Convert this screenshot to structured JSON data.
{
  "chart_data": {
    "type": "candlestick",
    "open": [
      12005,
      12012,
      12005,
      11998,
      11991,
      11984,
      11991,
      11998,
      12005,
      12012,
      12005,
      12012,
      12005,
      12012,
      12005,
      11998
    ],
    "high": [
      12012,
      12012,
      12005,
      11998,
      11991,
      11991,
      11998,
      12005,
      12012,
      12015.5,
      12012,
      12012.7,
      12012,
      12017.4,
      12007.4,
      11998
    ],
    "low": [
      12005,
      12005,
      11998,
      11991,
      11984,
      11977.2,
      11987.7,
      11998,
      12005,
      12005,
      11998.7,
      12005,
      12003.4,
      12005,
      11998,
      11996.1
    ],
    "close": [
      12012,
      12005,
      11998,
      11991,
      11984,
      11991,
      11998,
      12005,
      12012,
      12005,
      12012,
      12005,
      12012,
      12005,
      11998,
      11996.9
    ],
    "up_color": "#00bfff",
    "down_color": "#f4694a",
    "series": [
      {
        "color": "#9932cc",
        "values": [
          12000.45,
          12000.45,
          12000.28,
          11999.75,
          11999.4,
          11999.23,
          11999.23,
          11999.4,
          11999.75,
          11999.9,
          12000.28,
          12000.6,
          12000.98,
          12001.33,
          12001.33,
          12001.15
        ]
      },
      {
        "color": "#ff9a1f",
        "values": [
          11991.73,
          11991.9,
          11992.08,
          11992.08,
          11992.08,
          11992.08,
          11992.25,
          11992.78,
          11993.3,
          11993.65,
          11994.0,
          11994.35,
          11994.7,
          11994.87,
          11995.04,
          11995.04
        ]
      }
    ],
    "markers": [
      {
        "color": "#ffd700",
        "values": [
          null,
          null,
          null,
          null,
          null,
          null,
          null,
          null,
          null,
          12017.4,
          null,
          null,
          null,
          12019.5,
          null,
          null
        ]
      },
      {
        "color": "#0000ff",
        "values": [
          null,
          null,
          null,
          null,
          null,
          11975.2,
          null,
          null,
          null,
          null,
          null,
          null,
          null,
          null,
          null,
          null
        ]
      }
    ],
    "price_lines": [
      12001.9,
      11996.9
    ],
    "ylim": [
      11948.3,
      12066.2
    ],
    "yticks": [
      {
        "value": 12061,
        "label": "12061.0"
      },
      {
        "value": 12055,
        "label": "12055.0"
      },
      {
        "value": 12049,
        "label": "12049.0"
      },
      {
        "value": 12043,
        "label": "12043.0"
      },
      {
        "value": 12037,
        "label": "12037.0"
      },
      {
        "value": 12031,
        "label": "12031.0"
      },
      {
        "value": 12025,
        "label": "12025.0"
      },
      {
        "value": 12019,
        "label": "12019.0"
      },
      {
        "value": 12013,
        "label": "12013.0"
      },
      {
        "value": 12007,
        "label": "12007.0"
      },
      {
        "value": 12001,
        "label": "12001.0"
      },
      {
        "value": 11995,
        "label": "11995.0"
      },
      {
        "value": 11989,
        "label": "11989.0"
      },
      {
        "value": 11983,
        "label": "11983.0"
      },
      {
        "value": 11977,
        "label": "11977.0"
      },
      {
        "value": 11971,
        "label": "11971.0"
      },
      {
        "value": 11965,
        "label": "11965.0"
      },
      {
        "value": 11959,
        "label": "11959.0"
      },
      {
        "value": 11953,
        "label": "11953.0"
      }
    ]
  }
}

** OBJECTIVE **
Transcribe every entry exactly, omitting nothing.

** RESPONSE TO THE TASK **
Convert this screenshot to structured JSON data.
{
  "chart_data": {
    "type": "candlestick",
    "open": [
      12005,
      12012,
      12005,
      11998,
      11991,
      11984,
      11991,
      11998,
      12005,
      12012,
      12005,
      12012,
      12005,
      12012,
      12005,
      11998
    ],
    "high": [
      12012,
      12012,
      12005,
      11998,
      11991,
      11991,
      11998,
      12005,
      12012,
      12015.5,
      12012,
      12012.7,
      12012,
      12017.4,
      12007.4,
      11998
    ],
    "low": [
      12005,
      12005,
      11998,
      11991,
      11984,
      11977.2,
      11987.7,
      11998,
      12005,
      12005,
      11998.7,
      12005,
      12003.4,
      12005,
      11998,
      11996.1
    ],
    "close": [
      12012,
      12005,
      11998,
      11991,
      11984,
      11991,
      11998,
      12005,
      12012,
      12005,
      12012,
      12005,
      12012,
      12005,
      11998,
      11996.9
    ],
    "up_color": "#00bfff",
    "down_color": "#f4694a",
    "series": [
      {
        "color": "#9932cc",
        "values": [
          12000.45,
          12000.45,
          12000.28,
          11999.75,
          11999.4,
          11999.23,
          11999.23,
          11999.4,
          11999.75,
          11999.9,
          12000.28,
          12000.6,
          12000.98,
          12001.33,
          12001.33,
          12001.15
        ]
      },
      {
        "color": "#ff9a1f",
        "values": [
          11991.73,
          11991.9,
          11992.08,
          11992.08,
          11992.08,
          11992.08,
          11992.25,
          11992.78,
          11993.3,
          11993.65,
          11994.0,
          11994.35,
          11994.7,
          11994.87,
          11995.04,
          11995.04
        ]
      }
    ],
    "markers": [
      {
        "color": "#ffd700",
        "values": [
          null,
          null,
          null,
          null,
          null,
          null,
          null,
          null,
          null,
          12017.4,
          null,
          null,
          null,
          12019.5,
          null,
          null
        ]
      },
      {
        "color": "#0000ff",
        "values": [
          null,
          null,
          null,
          null,
          null,
          11975.2,
          null,
          null,
          null,
          null,
          null,
          null,
          null,
          null,
          null,
          null
        ]
      }
    ],
    "price_lines": [
      12001.9,
      11996.9
    ],
    "ylim": [
      11948.3,
      12066.2
    ],
    "yticks": [
      {
        "value": 12061,
        "label": "12061.0"
      },
      {
        "value": 12055,
        "label": "12055.0"
      },
      {
        "value": 12049,
        "label": "12049.0"
      },
      {
        "value": 12043,
        "label": "12043.0"
      },
      {
        "value": 12037,
        "label": "12037.0"
      },
      {
        "value": 12031,
        "label": "12031.0"
      },
      {
        "value": 12025,
        "label": "12025.0"
      },
      {
        "value": 12019,
        "label": "12019.0"
      },
      {
        "value": 12013,
        "label": "12013.0"
      },
      {
        "value": 12007,
        "label": "12007.0"
      },
      {
        "value": 12001,
        "label": "12001.0"
      },
      {
        "value": 11995,
        "label": "11995.0"
      },
      {
        "value": 11989,
        "label": "11989.0"
      },
      {
        "value": 11983,
        "label": "11983.0"
      },
      {
        "value": 11977,
        "label": "11977.0"
      },
      {
        "value": 11971,
        "label": "11971.0"
      },
      {
        "value": 11965,
        "label": "11965.0"
      },
      {
        "value": 11959,
        "label": "11959.0"
      },
      {
        "value": 11953,
        "label": "11953.0"
      }
    ]
  }
}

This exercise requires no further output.